Extracted data entries:
________________________________________

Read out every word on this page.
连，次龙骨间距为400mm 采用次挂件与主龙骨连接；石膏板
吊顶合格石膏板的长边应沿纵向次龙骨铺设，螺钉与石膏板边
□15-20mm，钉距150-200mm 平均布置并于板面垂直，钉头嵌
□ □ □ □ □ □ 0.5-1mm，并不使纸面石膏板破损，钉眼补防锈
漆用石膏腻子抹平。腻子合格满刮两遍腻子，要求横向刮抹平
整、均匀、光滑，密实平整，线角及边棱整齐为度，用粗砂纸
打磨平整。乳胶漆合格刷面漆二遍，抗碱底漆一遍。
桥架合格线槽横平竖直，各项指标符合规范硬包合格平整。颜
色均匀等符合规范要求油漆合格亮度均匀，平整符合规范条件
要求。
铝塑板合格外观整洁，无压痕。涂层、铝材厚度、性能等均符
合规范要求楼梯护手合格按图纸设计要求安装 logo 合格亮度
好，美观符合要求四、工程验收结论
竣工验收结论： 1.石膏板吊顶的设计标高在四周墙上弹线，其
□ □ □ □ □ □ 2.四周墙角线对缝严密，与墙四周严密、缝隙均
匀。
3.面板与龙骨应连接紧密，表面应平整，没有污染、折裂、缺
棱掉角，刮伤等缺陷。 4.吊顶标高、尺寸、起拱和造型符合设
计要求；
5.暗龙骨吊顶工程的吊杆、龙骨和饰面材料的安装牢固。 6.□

________________________________________

=== Your goal ===
Set down the listing above in full, please, exactly as it appears.

=== Correct output ===
Read out every word on this page.
连，次龙骨间距为400mm 采用次挂件与主龙骨连接；石膏板
吊顶合格石膏板的长边应沿纵向次龙骨铺设，螺钉与石膏板边
□15-20mm，钉距150-200mm 平均布置并于板面垂直，钉头嵌
□ □ □ □ □ □ 0.5-1mm，并不使纸面石膏板破损，钉眼补防锈
漆用石膏腻子抹平。腻子合格满刮两遍腻子，要求横向刮抹平
整、均匀、光滑，密实平整，线角及边棱整齐为度，用粗砂纸
打磨平整。乳胶漆合格刷面漆二遍，抗碱底漆一遍。
桥架合格线槽横平竖直，各项指标符合规范硬包合格平整。颜
色均匀等符合规范要求油漆合格亮度均匀，平整符合规范条件
要求。
铝塑板合格外观整洁，无压痕。涂层、铝材厚度、性能等均符
合规范要求楼梯护手合格按图纸设计要求安装 logo 合格亮度
好，美观符合要求四、工程验收结论
竣工验收结论： 1.石膏板吊顶的设计标高在四周墙上弹线，其
□ □ □ □ □ □ 2.四周墙角线对缝严密，与墙四周严密、缝隙均
匀。
3.面板与龙骨应连接紧密，表面应平整，没有污染、折裂、缺
棱掉角，刮伤等缺陷。 4.吊顶标高、尺寸、起拱和造型符合设
计要求；
5.暗龙骨吊顶工程的吊杆、龙骨和饰面材料的安装牢固。 6.□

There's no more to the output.